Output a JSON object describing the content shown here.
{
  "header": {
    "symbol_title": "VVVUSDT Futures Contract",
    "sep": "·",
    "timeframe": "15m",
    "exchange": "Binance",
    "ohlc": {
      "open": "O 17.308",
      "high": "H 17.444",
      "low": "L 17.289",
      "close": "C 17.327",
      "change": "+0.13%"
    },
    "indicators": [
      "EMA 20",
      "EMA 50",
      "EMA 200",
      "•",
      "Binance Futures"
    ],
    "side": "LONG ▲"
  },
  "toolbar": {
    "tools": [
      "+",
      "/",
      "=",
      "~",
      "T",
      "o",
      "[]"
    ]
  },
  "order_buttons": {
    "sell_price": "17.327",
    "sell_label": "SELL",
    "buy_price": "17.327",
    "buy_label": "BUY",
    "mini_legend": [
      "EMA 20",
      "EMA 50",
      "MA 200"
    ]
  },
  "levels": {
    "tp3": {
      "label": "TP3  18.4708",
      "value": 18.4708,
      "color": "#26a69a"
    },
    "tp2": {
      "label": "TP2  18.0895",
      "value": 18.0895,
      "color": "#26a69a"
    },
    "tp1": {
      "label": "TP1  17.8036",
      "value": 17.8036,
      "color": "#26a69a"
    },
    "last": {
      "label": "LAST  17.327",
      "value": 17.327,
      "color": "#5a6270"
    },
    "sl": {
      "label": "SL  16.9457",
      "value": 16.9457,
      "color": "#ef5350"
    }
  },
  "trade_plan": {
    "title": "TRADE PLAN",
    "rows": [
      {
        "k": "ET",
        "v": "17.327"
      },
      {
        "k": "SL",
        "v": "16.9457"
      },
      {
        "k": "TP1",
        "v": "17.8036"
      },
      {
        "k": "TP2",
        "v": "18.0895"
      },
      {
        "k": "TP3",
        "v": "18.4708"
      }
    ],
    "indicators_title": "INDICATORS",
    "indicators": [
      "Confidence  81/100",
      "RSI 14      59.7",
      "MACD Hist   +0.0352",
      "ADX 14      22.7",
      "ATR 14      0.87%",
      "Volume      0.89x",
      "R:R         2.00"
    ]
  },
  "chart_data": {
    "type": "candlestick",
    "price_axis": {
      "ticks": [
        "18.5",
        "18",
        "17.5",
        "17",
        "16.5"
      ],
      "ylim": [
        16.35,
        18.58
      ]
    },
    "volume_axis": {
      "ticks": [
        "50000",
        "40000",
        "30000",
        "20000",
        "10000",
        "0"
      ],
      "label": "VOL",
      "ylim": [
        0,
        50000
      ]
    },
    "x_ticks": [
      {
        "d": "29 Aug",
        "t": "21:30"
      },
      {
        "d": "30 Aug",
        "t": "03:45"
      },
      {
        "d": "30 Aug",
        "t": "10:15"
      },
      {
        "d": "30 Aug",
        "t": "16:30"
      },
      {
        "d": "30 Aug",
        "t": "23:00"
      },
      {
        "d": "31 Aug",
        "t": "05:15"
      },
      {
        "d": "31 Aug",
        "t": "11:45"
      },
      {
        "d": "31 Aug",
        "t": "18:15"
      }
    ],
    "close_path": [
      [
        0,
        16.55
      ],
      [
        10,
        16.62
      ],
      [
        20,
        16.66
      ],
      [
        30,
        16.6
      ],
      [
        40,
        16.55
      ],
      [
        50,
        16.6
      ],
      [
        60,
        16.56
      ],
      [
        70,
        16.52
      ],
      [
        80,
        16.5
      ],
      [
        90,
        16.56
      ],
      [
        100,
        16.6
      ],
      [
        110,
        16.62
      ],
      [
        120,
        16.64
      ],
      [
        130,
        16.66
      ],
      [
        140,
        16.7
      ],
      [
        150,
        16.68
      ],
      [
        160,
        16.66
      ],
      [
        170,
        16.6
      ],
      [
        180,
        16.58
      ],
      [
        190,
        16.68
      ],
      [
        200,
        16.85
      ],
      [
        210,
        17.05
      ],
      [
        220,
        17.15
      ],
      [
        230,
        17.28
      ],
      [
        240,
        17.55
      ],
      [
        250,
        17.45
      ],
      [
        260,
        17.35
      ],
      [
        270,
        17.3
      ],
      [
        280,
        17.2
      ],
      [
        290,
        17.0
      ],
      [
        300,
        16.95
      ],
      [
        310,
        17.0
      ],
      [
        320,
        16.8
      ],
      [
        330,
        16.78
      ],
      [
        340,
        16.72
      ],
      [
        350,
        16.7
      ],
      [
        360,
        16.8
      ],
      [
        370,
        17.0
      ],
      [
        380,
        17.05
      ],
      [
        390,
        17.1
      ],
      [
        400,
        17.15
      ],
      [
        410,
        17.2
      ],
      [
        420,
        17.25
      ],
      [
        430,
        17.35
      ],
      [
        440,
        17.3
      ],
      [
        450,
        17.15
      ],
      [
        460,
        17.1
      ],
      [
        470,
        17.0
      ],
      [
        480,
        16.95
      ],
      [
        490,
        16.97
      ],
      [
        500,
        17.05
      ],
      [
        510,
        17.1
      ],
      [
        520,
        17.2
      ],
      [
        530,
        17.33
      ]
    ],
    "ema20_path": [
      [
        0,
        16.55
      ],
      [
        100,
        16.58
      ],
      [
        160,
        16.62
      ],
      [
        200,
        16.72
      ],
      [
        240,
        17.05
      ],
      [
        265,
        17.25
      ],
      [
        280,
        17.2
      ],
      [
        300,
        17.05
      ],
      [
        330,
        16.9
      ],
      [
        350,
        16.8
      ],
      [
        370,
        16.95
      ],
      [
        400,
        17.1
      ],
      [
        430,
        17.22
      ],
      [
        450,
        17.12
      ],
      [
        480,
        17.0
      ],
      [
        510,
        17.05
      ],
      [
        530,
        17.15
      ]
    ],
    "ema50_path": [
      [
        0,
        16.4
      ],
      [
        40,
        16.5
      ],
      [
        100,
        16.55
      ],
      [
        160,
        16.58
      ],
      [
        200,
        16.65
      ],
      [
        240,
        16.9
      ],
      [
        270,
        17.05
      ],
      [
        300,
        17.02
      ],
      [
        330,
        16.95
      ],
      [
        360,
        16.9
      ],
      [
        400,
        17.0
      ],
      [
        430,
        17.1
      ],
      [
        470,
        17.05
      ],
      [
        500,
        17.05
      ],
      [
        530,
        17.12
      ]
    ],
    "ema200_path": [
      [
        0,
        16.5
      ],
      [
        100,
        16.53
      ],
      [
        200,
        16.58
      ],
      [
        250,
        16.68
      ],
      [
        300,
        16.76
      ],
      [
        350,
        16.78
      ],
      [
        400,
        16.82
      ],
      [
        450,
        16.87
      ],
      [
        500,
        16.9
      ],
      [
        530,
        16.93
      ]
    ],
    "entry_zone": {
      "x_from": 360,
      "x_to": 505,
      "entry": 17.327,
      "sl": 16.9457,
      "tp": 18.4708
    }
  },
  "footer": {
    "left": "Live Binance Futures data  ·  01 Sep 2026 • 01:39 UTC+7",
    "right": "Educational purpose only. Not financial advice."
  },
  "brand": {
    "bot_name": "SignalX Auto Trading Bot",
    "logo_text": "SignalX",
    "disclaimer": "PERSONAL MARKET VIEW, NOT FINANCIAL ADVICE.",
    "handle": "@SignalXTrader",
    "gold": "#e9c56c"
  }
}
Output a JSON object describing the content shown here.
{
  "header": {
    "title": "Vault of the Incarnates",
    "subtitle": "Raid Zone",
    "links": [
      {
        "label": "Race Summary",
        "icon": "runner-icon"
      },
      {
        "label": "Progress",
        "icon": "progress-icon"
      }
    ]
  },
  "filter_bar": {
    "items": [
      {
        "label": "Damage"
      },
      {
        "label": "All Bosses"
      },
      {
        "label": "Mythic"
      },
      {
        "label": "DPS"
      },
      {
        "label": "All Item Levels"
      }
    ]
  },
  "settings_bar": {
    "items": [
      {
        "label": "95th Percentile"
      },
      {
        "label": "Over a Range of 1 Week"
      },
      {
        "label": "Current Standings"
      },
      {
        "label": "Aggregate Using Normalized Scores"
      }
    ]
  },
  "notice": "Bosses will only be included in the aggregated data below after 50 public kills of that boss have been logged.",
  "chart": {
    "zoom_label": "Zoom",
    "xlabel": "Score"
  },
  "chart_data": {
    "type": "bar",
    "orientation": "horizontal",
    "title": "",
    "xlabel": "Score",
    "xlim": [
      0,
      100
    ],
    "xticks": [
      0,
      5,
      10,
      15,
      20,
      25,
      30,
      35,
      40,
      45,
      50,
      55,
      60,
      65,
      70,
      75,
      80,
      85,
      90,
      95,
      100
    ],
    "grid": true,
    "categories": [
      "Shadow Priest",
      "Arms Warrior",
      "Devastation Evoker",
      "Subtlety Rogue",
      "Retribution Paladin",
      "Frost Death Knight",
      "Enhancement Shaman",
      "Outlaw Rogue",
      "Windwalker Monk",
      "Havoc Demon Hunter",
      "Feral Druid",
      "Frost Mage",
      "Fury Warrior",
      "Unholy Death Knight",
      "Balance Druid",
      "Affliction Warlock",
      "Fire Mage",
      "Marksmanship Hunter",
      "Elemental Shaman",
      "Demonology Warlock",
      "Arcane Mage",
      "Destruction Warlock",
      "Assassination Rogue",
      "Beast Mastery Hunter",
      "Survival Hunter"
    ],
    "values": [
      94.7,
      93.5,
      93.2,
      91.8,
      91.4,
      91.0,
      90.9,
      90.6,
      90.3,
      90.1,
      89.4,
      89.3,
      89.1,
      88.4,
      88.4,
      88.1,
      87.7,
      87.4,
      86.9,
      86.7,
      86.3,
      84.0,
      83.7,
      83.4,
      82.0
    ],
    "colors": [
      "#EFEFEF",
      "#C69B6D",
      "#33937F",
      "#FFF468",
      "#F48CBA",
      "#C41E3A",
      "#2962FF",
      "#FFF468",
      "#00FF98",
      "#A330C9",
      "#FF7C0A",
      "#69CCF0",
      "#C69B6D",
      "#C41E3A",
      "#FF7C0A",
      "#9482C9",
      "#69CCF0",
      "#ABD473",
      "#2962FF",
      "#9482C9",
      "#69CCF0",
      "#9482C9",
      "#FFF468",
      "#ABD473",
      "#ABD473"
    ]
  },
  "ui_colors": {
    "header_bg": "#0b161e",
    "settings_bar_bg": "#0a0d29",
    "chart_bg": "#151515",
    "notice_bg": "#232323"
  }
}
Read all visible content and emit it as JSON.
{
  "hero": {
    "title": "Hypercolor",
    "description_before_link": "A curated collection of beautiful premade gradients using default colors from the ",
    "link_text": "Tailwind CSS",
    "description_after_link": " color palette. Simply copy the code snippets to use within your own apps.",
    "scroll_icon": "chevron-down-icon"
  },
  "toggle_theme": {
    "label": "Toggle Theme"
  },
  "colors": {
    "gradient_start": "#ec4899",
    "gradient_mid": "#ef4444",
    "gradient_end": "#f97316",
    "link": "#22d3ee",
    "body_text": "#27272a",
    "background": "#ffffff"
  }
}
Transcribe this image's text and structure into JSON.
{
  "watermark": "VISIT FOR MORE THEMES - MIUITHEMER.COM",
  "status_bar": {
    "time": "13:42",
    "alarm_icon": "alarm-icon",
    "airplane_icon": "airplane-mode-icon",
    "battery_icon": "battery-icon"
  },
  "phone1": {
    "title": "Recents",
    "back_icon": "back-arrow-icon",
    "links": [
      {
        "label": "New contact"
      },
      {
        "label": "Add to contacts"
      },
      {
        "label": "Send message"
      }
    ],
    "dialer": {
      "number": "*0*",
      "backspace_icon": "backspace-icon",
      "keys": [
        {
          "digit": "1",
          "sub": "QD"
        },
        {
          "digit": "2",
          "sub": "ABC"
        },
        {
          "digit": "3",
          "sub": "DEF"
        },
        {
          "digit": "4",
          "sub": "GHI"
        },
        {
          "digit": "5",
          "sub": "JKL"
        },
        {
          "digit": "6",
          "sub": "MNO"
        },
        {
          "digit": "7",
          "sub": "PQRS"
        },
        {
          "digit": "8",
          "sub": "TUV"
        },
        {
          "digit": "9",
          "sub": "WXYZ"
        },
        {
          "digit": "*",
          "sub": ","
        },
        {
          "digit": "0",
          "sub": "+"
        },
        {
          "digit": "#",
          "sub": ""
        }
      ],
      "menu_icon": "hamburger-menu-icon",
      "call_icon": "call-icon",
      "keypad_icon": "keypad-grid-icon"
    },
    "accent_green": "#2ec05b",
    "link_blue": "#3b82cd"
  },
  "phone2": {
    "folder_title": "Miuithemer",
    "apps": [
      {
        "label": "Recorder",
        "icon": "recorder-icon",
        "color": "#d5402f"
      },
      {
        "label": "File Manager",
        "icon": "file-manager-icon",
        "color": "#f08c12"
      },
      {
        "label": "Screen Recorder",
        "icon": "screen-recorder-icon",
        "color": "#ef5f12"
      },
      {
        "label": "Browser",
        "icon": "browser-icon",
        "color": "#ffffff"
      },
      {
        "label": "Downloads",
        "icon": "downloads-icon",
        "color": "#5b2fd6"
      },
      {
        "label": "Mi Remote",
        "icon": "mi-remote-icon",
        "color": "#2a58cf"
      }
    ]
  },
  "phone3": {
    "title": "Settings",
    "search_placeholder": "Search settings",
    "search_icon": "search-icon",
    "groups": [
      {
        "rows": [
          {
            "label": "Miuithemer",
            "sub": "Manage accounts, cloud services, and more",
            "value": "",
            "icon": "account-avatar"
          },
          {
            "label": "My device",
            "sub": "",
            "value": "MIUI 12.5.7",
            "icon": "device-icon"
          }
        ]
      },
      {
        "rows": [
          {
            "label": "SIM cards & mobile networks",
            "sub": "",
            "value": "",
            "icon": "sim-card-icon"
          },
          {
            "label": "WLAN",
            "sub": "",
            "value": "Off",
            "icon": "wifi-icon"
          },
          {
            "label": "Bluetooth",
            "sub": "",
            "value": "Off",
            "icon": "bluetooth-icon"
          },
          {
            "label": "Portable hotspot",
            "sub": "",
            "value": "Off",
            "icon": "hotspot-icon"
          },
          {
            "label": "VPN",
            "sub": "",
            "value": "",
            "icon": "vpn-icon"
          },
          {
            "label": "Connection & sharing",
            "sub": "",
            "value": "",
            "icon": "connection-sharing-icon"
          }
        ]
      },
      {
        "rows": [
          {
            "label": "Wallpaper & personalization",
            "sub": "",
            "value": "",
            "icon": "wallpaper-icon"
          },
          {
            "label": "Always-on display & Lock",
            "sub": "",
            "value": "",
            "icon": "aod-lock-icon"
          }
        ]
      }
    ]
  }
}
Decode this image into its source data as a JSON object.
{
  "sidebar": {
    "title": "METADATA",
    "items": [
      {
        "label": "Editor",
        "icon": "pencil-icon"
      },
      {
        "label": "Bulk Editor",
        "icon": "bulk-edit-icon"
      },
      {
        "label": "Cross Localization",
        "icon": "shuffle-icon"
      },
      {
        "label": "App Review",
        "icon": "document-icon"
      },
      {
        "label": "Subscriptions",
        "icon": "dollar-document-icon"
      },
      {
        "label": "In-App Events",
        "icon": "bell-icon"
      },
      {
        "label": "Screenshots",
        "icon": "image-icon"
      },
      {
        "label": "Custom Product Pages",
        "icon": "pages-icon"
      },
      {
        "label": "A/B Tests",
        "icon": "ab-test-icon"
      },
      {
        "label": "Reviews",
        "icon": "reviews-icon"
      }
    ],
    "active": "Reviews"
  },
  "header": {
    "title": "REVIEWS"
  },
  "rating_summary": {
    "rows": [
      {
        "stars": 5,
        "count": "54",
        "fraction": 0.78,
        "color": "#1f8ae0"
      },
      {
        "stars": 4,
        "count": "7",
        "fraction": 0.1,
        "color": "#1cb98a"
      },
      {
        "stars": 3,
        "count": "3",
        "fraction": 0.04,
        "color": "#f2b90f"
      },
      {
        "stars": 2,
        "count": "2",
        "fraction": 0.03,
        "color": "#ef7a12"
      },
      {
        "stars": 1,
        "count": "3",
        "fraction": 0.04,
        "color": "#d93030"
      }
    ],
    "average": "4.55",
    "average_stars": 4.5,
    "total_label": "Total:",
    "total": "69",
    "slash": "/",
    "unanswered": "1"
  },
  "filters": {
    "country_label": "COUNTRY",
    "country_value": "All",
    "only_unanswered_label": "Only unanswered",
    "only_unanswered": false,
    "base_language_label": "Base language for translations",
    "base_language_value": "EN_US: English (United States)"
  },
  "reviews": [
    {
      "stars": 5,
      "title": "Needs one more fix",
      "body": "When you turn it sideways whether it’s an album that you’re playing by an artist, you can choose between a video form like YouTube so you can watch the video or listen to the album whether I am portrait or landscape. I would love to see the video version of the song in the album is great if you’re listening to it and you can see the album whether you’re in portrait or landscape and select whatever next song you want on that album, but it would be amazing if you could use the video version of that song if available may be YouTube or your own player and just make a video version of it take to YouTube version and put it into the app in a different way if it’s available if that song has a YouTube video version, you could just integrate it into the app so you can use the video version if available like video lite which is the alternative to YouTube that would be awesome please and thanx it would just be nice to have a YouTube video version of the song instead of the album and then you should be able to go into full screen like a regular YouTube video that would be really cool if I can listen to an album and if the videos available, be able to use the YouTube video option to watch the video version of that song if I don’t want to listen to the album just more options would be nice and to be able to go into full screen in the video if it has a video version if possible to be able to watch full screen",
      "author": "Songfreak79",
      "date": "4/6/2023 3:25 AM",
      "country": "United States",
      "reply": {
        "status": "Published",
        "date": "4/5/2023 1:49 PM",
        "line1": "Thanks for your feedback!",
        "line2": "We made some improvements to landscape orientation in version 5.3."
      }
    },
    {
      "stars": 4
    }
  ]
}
☆ ☆ ☆
* [Exercise details]:
List every line in the records above that contains the word "sharing".

* [Exercise result]:
            "label": "Connection & sharing",
            "icon": "connection-sharing-icon"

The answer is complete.